Stored items from a collection:
>> BEGIN
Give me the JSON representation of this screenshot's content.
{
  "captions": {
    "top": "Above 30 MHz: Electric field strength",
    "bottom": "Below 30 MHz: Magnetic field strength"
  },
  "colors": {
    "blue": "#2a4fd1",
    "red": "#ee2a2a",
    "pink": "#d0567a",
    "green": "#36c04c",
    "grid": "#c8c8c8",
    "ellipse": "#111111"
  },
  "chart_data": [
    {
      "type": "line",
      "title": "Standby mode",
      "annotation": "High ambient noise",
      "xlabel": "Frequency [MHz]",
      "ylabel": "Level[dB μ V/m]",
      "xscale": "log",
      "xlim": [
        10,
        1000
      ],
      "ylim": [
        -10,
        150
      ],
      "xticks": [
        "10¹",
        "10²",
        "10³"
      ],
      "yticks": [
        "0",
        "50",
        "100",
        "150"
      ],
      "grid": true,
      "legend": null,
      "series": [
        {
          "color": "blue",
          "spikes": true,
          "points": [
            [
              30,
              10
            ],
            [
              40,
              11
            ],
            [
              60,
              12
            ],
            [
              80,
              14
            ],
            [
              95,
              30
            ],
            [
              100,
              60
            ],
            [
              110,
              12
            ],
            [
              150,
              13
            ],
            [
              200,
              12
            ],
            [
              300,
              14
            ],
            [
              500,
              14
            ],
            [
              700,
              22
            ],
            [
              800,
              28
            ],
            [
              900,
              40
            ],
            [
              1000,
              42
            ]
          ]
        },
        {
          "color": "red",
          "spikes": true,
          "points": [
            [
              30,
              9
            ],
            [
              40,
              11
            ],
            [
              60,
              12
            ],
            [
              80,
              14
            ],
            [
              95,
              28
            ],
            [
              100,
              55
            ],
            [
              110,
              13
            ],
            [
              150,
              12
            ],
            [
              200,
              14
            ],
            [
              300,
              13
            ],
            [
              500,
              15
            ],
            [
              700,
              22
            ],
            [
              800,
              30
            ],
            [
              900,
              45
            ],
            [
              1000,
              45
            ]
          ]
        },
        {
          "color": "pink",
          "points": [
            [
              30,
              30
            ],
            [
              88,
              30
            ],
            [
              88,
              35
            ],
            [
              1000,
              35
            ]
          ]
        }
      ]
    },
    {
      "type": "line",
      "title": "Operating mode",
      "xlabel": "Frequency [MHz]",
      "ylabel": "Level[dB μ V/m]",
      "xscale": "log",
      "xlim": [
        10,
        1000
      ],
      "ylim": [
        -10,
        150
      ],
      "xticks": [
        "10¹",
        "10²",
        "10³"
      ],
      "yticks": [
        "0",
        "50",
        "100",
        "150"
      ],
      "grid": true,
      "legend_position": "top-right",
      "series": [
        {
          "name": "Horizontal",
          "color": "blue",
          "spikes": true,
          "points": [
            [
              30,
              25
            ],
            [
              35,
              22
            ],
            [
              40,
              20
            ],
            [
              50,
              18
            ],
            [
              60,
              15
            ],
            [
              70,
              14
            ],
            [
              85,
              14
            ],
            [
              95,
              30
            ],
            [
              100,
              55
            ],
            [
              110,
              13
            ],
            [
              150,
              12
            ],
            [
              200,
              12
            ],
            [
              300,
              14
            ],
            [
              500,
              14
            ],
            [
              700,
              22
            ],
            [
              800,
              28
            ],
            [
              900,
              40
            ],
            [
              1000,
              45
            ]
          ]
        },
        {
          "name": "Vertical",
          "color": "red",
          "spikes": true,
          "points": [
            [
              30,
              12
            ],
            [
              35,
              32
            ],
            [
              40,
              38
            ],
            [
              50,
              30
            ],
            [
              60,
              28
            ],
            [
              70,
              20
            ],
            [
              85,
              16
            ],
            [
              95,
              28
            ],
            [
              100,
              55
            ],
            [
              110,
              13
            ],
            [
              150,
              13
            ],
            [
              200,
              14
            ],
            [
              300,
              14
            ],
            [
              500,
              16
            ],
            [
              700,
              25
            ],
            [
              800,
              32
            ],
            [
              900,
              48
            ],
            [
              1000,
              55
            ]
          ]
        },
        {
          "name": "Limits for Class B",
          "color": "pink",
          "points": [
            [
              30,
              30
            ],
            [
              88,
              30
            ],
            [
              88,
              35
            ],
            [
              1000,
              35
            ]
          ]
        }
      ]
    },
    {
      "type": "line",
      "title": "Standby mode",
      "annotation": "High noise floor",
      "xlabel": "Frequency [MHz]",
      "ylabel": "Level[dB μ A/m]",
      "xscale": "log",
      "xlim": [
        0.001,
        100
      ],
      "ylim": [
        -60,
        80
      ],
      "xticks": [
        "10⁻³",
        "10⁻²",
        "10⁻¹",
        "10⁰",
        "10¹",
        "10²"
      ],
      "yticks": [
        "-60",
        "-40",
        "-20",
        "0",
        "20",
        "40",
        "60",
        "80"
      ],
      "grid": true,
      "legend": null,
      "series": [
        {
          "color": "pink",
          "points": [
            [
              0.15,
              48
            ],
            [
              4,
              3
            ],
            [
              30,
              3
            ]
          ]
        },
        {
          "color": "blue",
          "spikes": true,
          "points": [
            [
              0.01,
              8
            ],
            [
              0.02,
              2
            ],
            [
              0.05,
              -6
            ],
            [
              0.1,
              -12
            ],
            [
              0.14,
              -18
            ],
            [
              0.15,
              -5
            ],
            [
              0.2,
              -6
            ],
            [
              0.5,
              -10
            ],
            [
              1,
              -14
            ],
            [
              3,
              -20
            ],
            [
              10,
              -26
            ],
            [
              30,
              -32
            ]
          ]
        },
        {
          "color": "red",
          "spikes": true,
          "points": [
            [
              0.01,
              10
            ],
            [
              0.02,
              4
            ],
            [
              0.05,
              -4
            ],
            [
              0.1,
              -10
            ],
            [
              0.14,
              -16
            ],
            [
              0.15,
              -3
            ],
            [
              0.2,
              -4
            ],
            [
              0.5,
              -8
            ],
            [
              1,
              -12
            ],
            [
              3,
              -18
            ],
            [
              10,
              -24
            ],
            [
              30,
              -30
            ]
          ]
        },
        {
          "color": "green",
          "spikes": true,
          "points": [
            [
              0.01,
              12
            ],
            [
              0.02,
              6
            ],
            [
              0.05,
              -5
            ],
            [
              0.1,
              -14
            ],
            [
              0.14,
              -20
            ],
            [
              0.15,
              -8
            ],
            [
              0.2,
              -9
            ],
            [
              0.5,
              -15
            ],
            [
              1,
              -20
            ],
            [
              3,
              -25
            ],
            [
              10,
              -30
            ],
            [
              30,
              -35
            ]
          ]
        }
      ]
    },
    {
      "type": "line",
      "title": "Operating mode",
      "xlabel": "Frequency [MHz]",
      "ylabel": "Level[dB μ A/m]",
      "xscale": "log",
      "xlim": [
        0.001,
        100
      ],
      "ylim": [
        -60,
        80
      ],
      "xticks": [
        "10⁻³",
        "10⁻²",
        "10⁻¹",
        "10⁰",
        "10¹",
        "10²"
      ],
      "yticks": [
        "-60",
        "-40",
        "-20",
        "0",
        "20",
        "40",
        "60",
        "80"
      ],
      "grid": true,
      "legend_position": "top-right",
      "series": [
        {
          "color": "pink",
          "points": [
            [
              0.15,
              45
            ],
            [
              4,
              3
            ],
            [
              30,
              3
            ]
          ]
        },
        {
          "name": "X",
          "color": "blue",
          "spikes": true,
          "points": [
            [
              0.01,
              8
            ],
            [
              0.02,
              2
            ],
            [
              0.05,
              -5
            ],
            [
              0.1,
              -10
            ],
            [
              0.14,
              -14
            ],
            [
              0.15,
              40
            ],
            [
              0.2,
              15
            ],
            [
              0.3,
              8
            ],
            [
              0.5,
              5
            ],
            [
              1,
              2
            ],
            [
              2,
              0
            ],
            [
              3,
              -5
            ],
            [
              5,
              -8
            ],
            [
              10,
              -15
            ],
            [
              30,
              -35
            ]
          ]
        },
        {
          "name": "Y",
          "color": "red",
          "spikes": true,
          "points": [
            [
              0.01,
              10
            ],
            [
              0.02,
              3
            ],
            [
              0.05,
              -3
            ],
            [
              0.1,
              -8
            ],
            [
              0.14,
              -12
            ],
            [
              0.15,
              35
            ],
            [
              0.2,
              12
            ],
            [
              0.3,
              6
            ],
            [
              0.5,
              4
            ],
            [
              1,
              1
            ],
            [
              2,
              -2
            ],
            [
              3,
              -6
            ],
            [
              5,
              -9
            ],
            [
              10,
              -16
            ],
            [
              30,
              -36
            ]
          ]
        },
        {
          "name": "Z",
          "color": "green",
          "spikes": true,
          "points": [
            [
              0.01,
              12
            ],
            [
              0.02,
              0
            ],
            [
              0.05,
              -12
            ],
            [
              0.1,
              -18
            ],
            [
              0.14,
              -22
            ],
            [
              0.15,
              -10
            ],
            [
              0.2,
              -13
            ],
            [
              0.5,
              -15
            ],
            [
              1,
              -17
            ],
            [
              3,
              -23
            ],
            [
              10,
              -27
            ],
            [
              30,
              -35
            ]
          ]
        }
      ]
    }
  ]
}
>> END
**YOUR INSTRUCTIONS:** Copy all lines of the material above where the string "field" occurs.

**PROBLEM SOLUTION:**
    "top": "Above 30 MHz: Electric field strength",
    "bottom": "Below 30 MHz: Magnetic field strength"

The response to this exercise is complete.